◆ To do ◆
Tally the lines holding "Layer" and state only that figure.

● ● ● ● ● ● ●

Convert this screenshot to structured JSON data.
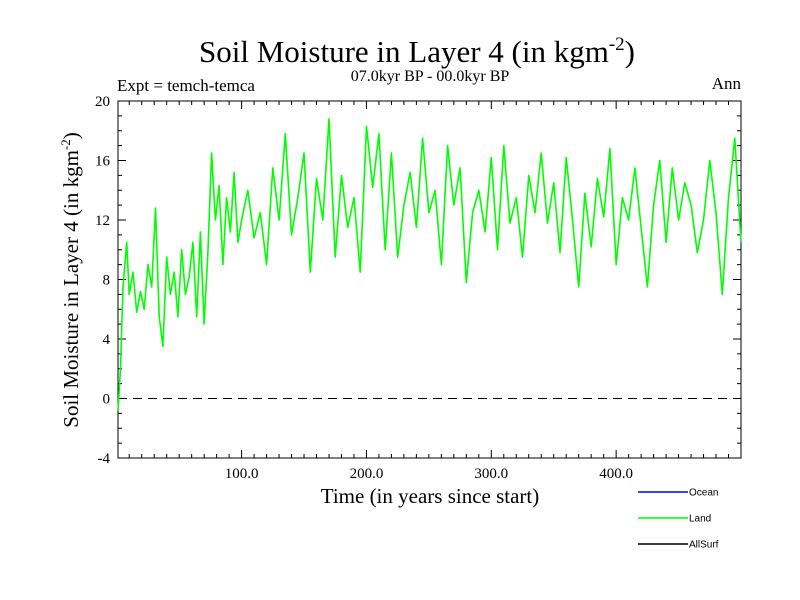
{
  "chart_data": {
    "type": "line",
    "title": "Soil Moisture in Layer 4 (in kgm",
    "title_sup": "-2",
    "title_end": ")",
    "subtitle": "07.0kyr BP - 00.0kyr BP",
    "left_note": "Expt = temch-temca",
    "right_note": "Ann",
    "xlabel": "Time (in years since start)",
    "ylabel": "Soil Moisture in Layer 4 (in kgm",
    "ylabel_sup": "-2",
    "ylabel_end": ")",
    "xlim": [
      1,
      500
    ],
    "ylim": [
      -4,
      20
    ],
    "xticks": [
      100,
      200,
      300,
      400
    ],
    "xtick_labels": [
      "100.0",
      "200.0",
      "300.0",
      "400.0"
    ],
    "yticks": [
      -4,
      0,
      4,
      8,
      12,
      16,
      20
    ],
    "ytick_labels": [
      "-4",
      "0",
      "4",
      "8",
      "12",
      "16",
      "20"
    ],
    "reference_line": 0,
    "legend": [
      {
        "name": "Ocean",
        "color": "#0000ff"
      },
      {
        "name": "Land",
        "color": "#00ff00"
      },
      {
        "name": "AllSurf",
        "color": "#000000"
      }
    ],
    "series": [
      {
        "name": "Land",
        "color": "#00ff00",
        "x": [
          1,
          3,
          5,
          8,
          10,
          13,
          16,
          19,
          22,
          25,
          28,
          31,
          34,
          37,
          40,
          43,
          46,
          49,
          52,
          55,
          58,
          61,
          64,
          67,
          70,
          73,
          76,
          79,
          82,
          85,
          88,
          91,
          94,
          97,
          100,
          105,
          110,
          115,
          120,
          125,
          130,
          135,
          140,
          145,
          150,
          155,
          160,
          165,
          170,
          175,
          180,
          185,
          190,
          195,
          200,
          205,
          210,
          215,
          220,
          225,
          230,
          235,
          240,
          245,
          250,
          255,
          260,
          265,
          270,
          275,
          280,
          285,
          290,
          295,
          300,
          305,
          310,
          315,
          320,
          325,
          330,
          335,
          340,
          345,
          350,
          355,
          360,
          365,
          370,
          375,
          380,
          385,
          390,
          395,
          400,
          405,
          410,
          415,
          420,
          425,
          430,
          435,
          440,
          445,
          450,
          455,
          460,
          465,
          470,
          475,
          480,
          485,
          490,
          495,
          500
        ],
        "values": [
          -0.8,
          2.0,
          7.5,
          10.5,
          7.0,
          8.5,
          5.8,
          7.2,
          6.0,
          9.0,
          7.5,
          12.8,
          5.5,
          3.5,
          9.5,
          7.0,
          8.5,
          5.5,
          10.0,
          7.0,
          8.2,
          10.5,
          5.5,
          11.2,
          5.0,
          9.8,
          16.5,
          12.0,
          14.3,
          9.0,
          13.5,
          11.2,
          15.2,
          10.5,
          12.0,
          14.0,
          10.8,
          12.5,
          9.0,
          15.5,
          12.0,
          17.8,
          11.0,
          13.5,
          16.5,
          8.5,
          14.8,
          12.0,
          18.8,
          9.5,
          15.0,
          11.5,
          13.5,
          8.5,
          18.3,
          14.2,
          17.8,
          10.0,
          16.5,
          9.5,
          13.0,
          15.2,
          11.5,
          17.5,
          12.5,
          14.0,
          9.0,
          17.0,
          13.0,
          15.5,
          7.8,
          12.5,
          14.0,
          11.2,
          16.2,
          10.0,
          17.0,
          11.8,
          13.5,
          9.5,
          15.0,
          12.5,
          16.5,
          11.8,
          14.5,
          9.8,
          16.2,
          12.0,
          7.5,
          13.8,
          10.2,
          14.8,
          12.2,
          16.8,
          9.0,
          13.5,
          12.0,
          15.5,
          11.5,
          7.5,
          13.0,
          16.0,
          10.5,
          15.5,
          12.0,
          14.5,
          13.0,
          9.8,
          12.0,
          16.0,
          12.5,
          7.0,
          13.5,
          17.5,
          10.5
        ]
      }
    ]
  }
}
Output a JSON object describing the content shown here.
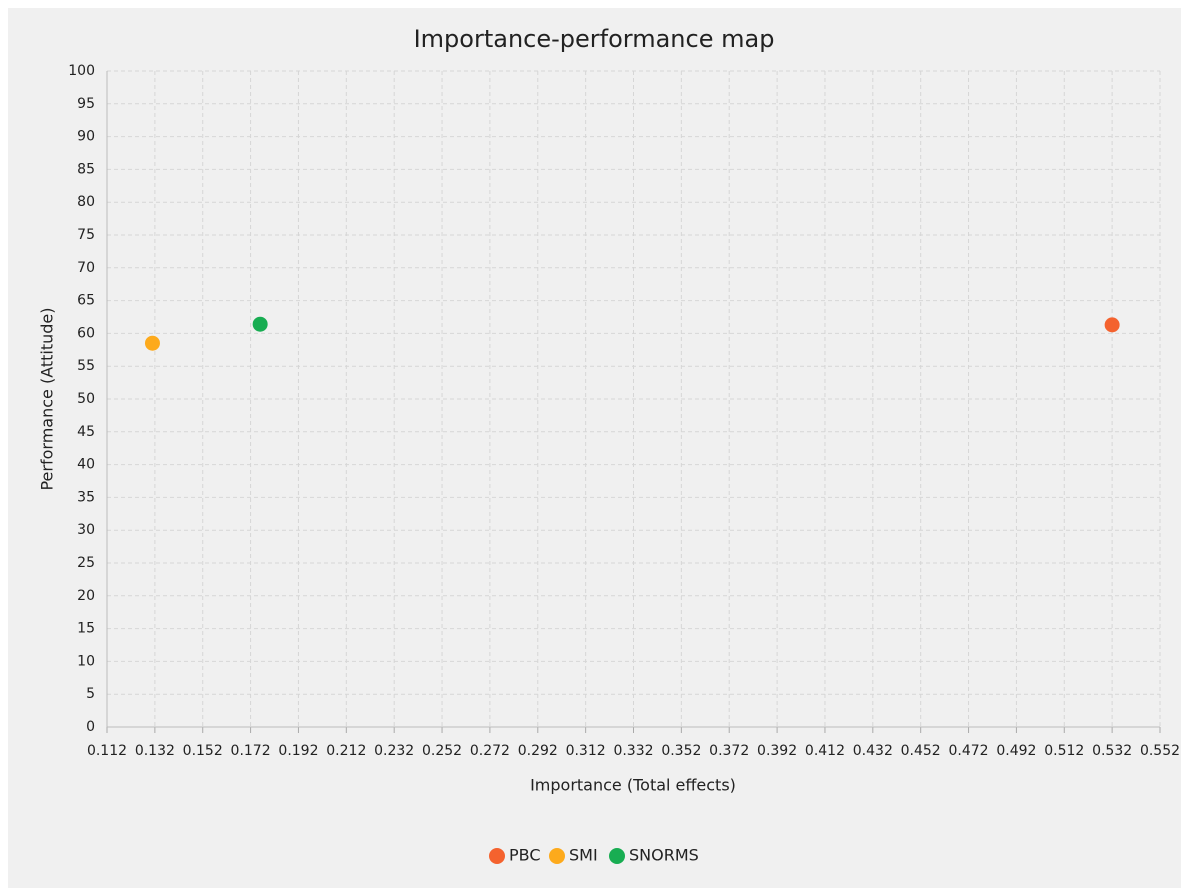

● ● ● ● ● ● ●

◆ Solution to this problem ◆
2